▸ What to do:
Each line containing the word "minőségű" must be collected.

▸ Saved entries:
^^^^

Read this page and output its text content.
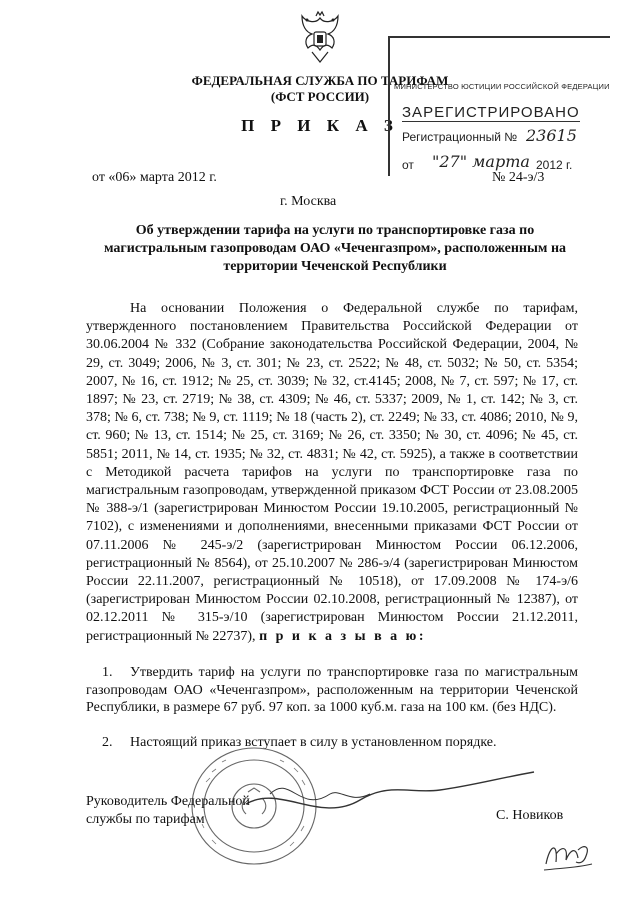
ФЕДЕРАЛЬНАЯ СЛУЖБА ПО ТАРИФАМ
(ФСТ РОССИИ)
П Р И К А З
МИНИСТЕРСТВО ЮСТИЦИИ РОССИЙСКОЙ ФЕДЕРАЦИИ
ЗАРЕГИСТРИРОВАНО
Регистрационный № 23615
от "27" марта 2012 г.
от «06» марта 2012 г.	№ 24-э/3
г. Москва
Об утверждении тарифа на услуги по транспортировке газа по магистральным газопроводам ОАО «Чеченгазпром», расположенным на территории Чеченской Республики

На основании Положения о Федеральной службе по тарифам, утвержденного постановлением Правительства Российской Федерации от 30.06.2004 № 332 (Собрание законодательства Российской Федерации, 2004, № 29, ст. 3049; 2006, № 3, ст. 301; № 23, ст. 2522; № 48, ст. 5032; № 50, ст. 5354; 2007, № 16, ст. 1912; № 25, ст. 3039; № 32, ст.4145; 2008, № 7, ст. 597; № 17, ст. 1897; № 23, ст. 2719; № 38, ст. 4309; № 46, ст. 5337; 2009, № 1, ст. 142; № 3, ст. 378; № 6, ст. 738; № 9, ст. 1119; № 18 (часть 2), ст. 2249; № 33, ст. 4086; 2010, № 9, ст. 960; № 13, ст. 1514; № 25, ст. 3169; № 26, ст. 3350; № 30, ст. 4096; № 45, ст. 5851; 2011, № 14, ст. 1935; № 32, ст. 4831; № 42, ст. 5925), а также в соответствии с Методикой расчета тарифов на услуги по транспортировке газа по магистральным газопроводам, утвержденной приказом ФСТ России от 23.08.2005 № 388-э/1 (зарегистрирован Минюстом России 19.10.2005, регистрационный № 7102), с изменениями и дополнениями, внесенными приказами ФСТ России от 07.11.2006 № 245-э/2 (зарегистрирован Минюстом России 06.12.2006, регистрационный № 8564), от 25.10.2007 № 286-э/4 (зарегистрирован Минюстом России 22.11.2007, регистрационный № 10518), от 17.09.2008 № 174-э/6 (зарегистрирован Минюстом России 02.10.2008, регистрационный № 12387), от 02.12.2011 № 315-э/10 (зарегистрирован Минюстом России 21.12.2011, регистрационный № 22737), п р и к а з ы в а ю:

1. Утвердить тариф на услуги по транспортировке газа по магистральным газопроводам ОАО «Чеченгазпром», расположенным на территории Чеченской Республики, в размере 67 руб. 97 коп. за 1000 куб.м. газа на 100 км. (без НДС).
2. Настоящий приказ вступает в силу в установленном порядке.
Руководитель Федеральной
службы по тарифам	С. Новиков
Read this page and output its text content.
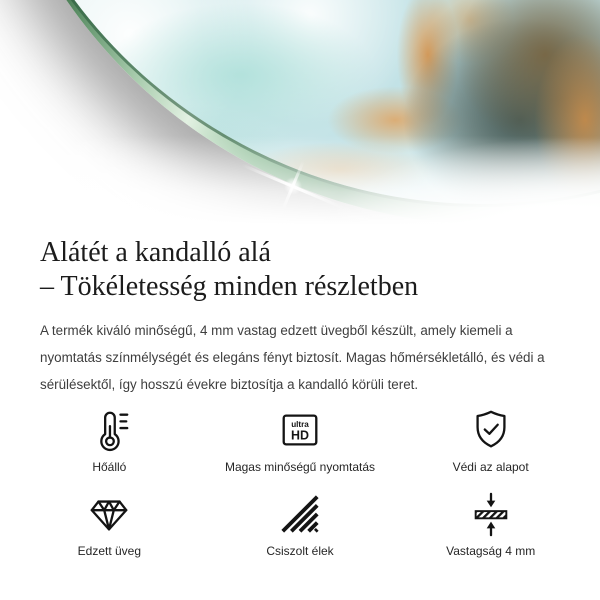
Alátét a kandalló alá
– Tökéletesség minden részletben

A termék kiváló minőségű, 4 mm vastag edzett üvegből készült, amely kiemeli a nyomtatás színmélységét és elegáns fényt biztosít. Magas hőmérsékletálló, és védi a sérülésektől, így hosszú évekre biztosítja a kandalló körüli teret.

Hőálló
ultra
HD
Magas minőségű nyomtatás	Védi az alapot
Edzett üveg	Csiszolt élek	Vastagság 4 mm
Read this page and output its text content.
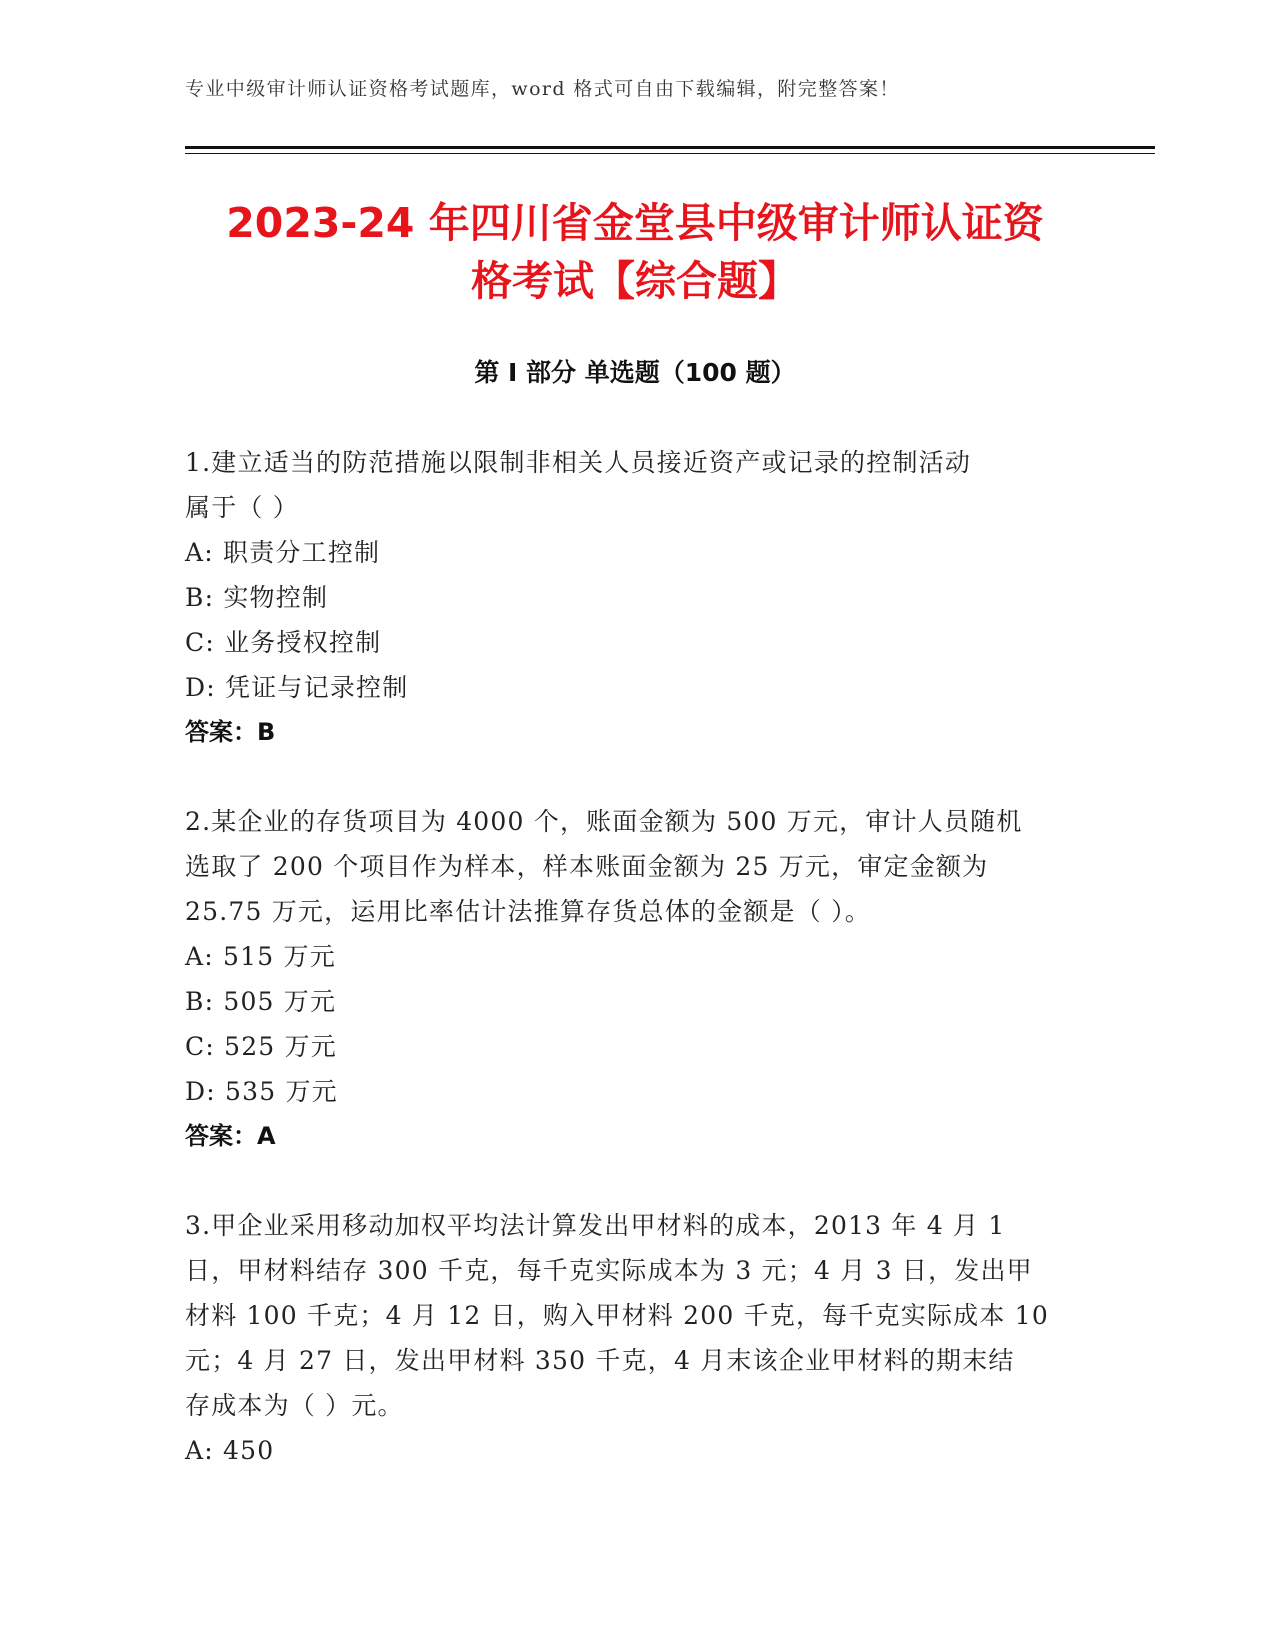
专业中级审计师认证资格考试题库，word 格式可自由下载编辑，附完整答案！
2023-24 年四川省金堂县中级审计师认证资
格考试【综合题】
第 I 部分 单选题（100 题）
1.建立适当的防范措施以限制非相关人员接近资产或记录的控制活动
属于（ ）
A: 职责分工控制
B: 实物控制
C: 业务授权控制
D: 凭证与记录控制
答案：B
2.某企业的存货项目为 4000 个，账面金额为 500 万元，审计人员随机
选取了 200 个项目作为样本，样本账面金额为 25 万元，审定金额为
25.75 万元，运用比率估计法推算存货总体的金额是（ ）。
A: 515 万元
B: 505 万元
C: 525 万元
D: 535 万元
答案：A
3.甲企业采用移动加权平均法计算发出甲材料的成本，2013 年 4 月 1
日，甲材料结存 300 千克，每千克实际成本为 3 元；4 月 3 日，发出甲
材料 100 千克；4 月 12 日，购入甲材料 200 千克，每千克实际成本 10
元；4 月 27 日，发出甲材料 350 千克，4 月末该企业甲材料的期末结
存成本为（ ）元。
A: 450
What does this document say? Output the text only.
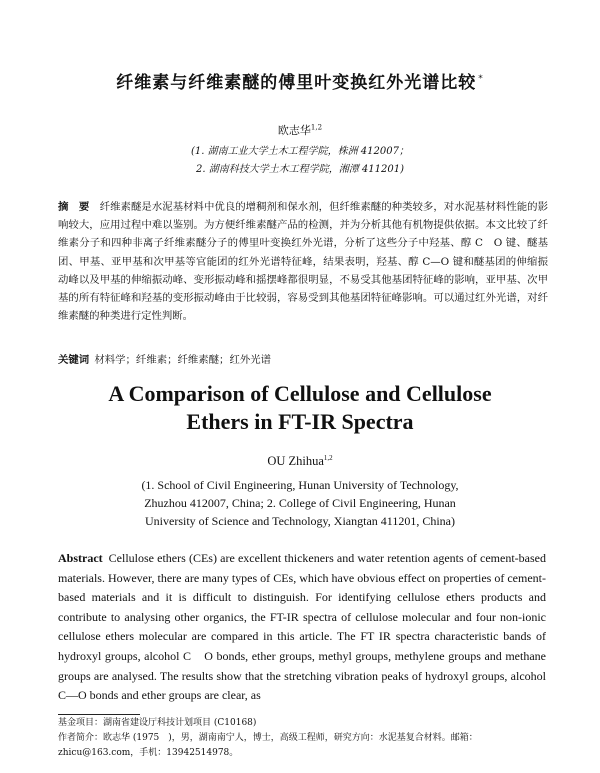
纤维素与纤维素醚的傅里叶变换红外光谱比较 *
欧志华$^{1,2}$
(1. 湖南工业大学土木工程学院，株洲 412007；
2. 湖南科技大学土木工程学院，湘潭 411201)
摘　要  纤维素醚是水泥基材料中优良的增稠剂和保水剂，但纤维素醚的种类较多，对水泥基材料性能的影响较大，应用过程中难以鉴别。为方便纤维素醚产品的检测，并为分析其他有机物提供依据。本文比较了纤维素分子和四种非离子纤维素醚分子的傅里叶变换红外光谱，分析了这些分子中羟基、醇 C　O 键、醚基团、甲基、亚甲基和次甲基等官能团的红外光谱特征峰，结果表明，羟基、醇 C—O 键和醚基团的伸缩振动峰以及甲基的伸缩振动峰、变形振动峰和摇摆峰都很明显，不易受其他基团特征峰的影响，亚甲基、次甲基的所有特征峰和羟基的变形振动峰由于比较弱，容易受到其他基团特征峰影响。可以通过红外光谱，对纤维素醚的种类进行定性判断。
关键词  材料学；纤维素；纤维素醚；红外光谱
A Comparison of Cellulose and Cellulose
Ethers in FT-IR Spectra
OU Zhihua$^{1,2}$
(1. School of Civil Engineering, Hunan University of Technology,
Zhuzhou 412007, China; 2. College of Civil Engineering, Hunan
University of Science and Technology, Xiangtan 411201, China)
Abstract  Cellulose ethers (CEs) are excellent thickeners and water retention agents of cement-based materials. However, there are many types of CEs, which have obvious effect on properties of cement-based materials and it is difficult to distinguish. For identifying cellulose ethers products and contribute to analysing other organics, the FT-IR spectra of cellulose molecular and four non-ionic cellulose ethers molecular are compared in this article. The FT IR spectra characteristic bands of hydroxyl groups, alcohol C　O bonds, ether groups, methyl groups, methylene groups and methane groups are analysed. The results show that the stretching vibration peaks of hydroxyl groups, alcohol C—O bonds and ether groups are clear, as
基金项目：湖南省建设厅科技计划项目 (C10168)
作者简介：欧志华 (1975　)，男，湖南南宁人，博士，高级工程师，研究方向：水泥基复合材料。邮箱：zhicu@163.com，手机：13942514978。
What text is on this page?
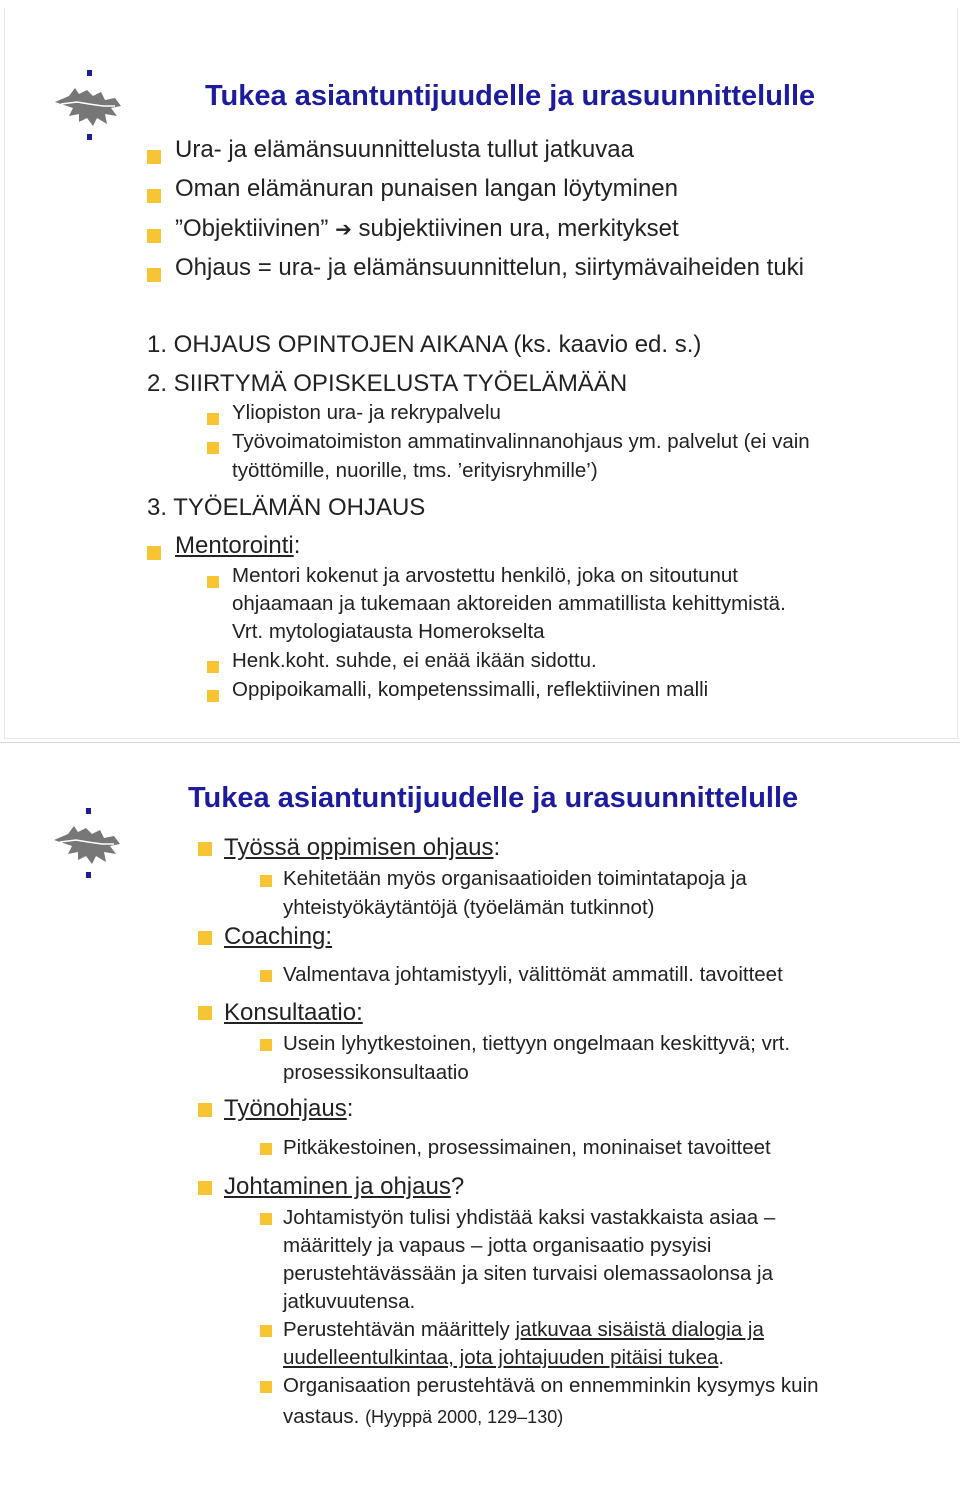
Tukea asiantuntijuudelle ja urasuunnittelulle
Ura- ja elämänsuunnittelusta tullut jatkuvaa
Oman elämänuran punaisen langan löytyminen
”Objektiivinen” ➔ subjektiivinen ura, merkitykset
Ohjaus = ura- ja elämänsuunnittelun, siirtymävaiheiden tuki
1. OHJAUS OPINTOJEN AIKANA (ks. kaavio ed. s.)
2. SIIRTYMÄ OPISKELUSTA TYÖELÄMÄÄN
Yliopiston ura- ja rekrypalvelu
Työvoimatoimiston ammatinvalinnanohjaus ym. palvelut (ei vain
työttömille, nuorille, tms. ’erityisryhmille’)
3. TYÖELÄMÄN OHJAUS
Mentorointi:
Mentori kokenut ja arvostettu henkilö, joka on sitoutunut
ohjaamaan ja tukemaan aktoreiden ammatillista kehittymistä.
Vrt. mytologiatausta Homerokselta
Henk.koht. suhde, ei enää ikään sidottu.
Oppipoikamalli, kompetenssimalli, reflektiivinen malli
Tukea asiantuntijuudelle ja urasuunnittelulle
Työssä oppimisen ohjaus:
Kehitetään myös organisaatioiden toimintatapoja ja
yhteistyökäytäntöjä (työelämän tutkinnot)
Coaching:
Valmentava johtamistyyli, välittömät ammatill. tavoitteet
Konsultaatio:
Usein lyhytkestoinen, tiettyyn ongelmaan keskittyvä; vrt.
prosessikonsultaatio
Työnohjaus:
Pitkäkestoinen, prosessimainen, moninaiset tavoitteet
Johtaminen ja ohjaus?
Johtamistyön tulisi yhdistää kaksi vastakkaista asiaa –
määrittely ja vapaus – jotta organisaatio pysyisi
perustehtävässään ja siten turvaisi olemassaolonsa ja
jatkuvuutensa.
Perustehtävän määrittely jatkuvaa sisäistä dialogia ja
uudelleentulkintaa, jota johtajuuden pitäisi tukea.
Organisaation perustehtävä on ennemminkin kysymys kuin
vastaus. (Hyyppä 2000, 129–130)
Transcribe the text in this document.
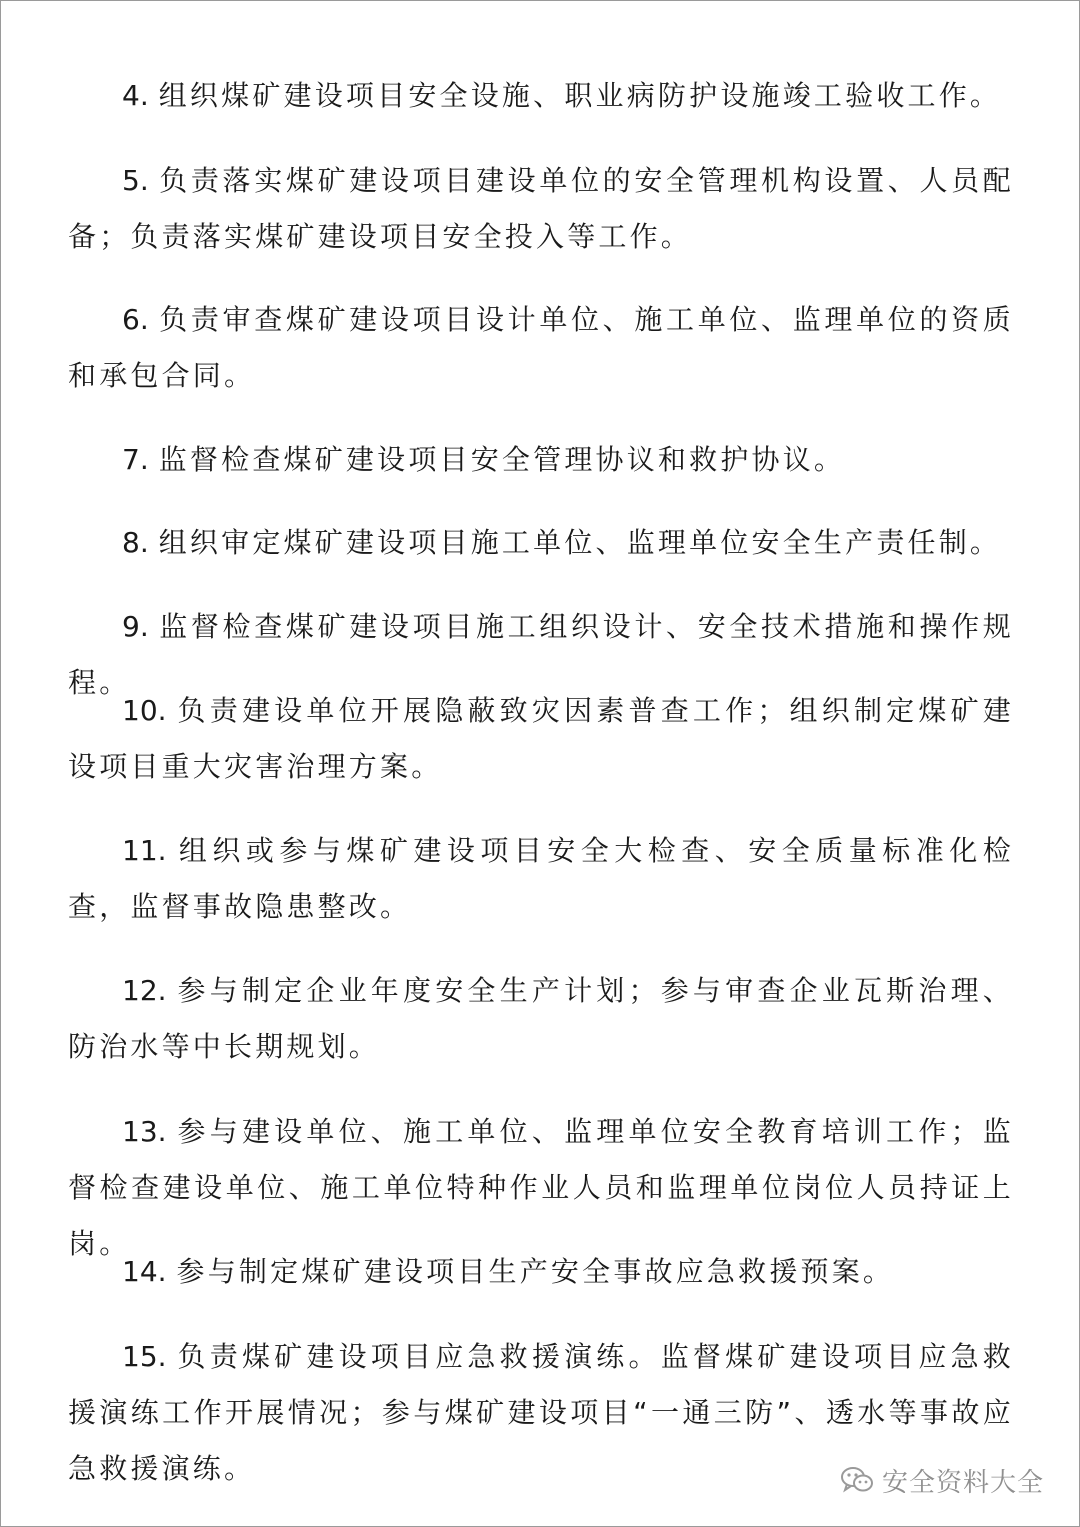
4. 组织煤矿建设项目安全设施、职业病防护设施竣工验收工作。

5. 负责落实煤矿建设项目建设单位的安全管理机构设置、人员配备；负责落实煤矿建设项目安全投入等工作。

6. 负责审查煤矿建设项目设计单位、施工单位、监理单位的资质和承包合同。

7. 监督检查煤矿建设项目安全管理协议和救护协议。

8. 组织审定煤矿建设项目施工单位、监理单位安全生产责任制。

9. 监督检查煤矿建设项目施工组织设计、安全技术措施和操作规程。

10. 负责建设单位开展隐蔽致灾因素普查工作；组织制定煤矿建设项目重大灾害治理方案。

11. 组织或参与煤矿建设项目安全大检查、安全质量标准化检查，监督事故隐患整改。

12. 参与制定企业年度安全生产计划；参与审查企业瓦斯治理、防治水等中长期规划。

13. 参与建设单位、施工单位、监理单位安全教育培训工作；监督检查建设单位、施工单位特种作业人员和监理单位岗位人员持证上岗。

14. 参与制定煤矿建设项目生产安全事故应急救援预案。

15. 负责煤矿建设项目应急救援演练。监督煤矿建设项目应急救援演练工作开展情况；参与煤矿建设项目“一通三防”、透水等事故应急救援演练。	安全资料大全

^^^^

▸ Correct result:
A termék kiváló minőségű, 4 mm vastag edzett üvegből készült, amely kiemeli a nyomtatás színmélységét és elegáns fényt biztosít. Magas hőmérsékletálló, és védi a sérülésektől, így hosszú évekre biztosítja a kandalló körüli teret.
Magas minőségű nyomtatás	Védi az alapot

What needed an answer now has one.